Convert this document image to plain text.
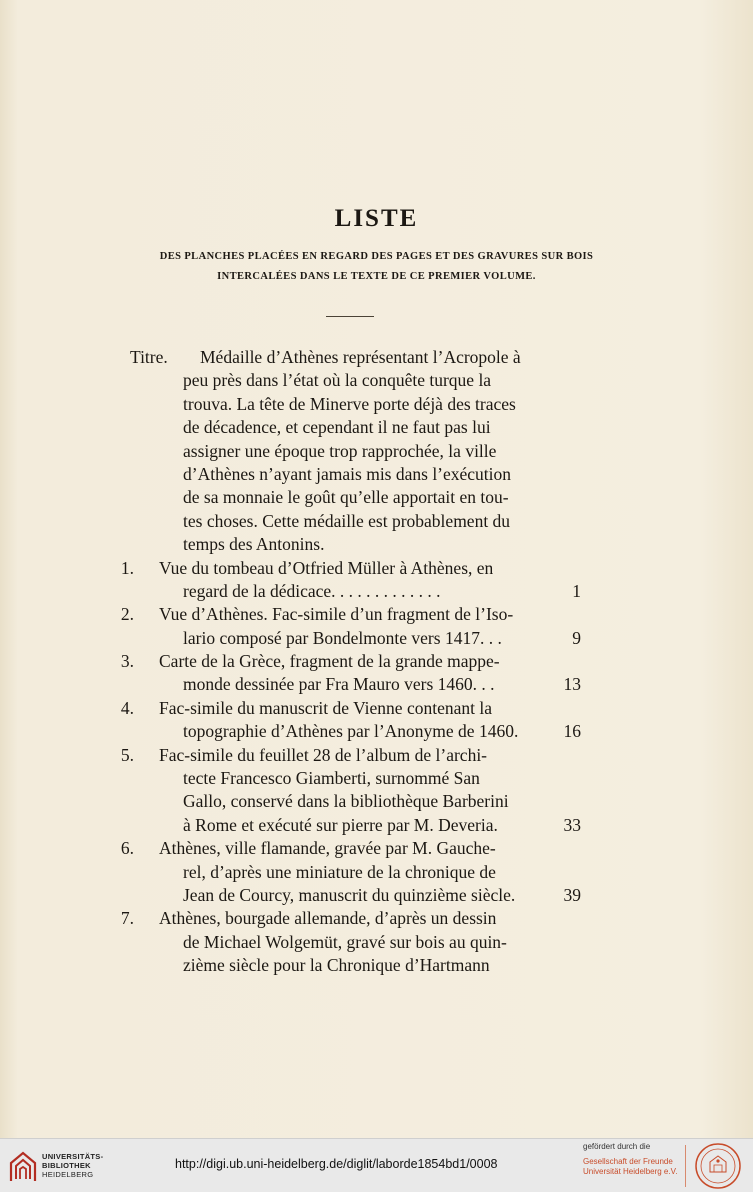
LISTE
DES PLANCHES PLACÉES EN REGARD DES PAGES ET DES GRAVURES SUR BOIS
INTERCALÉES DANS LE TEXTE DE CE PREMIER VOLUME.
Titre. Médaille d’Athènes représentant l’Acropole à
peu près dans l’état où la conquête turque la
trouva. La tête de Minerve porte déjà des traces
de décadence, et cependant il ne faut pas lui
assigner une époque trop rapprochée, la ville
d’Athènes n’ayant jamais mis dans l’exécution
de sa monnaie le goût qu’elle apportait en tou-
tes choses. Cette médaille est probablement du
temps des Antonins.
1. Vue du tombeau d’Otfried Müller à Athènes, en
regard de la dédicace. . . . . . . . . . . . .	1
2. Vue d’Athènes. Fac-simile d’un fragment de l’Iso-
lario composé par Bondelmonte vers 1417. . .	9
3. Carte de la Grèce, fragment de la grande mappe-
monde dessinée par Fra Mauro vers 1460. . .	13
4. Fac-simile du manuscrit de Vienne contenant la
topographie d’Athènes par l’Anonyme de 1460.	16
5. Fac-simile du feuillet 28 de l’album de l’archi-
tecte Francesco Giamberti, surnommé San
Gallo, conservé dans la bibliothèque Barberini
à Rome et exécuté sur pierre par M. Deveria.	33
6. Athènes, ville flamande, gravée par M. Gauche-
rel, d’après une miniature de la chronique de
Jean de Courcy, manuscrit du quinzième siècle.	39
7. Athènes, bourgade allemande, d’après un dessin
de Michael Wolgemüt, gravé sur bois au quin-
zième siècle pour la Chronique d’Hartmann
UNIVERSITÄTS-
BIBLIOTHEK
HEIDELBERG
http://digi.ub.uni-heidelberg.de/diglit/laborde1854bd1/0008
gefördert durch die
Gesellschaft der Freunde
Universität Heidelberg e.V.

----------

Pull out every line containing "siècle".

Jean de Courcy, manuscrit du quinzième siècle.	39
zième siècle pour la Chronique d’Hartmann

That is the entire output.